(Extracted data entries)

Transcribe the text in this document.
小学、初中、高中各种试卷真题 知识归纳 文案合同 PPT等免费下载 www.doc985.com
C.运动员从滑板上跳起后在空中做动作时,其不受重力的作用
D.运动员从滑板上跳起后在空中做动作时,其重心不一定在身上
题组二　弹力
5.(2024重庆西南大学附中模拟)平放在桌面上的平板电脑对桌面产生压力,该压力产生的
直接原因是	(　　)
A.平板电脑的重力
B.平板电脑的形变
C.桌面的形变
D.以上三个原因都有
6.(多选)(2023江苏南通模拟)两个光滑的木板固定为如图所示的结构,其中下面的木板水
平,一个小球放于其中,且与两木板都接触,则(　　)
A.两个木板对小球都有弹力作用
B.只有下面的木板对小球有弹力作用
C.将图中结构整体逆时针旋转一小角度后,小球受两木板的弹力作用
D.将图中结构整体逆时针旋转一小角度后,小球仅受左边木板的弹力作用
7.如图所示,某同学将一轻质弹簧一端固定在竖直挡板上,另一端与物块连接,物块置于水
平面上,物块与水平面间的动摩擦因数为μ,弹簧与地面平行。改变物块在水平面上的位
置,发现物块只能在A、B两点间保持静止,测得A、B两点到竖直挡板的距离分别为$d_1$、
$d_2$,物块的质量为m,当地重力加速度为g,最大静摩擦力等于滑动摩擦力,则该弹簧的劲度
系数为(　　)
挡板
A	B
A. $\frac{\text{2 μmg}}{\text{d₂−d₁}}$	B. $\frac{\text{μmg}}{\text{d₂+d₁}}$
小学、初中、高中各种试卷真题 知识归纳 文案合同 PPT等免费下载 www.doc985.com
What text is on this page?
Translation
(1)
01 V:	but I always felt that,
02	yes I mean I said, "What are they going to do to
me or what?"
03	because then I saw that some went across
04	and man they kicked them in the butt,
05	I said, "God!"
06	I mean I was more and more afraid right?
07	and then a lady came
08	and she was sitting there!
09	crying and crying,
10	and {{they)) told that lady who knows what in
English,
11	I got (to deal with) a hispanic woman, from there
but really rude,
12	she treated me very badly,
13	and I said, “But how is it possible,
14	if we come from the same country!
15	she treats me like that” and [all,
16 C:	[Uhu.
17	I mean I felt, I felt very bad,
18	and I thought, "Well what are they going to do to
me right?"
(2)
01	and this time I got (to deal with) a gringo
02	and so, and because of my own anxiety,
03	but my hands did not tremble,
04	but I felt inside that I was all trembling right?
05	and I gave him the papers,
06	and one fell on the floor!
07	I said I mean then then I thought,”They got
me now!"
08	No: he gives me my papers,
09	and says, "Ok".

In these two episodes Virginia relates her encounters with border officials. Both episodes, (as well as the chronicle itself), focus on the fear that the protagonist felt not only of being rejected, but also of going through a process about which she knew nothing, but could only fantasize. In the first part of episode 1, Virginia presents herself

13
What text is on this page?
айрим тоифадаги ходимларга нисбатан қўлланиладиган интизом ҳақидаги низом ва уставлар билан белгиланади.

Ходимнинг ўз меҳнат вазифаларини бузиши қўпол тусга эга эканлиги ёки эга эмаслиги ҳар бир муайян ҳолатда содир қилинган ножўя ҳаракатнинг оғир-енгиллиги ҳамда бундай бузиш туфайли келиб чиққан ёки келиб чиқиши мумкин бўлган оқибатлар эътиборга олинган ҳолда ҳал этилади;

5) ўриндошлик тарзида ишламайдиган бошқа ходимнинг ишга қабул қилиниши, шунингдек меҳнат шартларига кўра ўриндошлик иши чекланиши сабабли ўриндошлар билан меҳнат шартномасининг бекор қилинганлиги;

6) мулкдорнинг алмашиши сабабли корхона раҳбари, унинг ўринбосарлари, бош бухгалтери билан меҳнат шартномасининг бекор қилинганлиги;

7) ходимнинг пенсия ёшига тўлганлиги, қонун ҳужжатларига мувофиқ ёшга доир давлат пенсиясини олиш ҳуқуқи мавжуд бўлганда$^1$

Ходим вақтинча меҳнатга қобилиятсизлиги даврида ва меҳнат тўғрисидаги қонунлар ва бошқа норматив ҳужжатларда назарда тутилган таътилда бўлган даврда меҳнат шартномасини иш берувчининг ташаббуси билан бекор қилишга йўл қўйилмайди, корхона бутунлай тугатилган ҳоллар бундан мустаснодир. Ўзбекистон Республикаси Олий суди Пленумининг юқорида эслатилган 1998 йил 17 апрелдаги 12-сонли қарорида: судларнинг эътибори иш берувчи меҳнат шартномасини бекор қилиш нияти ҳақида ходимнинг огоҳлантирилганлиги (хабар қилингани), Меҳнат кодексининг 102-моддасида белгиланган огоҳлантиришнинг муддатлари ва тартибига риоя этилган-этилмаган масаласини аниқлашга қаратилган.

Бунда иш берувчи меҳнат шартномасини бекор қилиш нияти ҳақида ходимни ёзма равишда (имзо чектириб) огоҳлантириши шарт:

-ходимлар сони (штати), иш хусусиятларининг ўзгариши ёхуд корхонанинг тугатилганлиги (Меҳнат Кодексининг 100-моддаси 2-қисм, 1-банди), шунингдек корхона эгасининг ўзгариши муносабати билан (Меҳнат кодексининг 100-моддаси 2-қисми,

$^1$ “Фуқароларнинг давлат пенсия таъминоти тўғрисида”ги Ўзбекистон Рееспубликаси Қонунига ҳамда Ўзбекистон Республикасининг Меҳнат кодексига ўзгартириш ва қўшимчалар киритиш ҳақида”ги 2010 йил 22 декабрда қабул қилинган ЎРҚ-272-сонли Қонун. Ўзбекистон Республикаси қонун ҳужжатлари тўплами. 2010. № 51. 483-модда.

What is asked:
All lines in the data that contain the word "there" should be copied.

Exercise solution:
08	and she was sitting there!
11	I got (to deal with) a hispanic woman, from there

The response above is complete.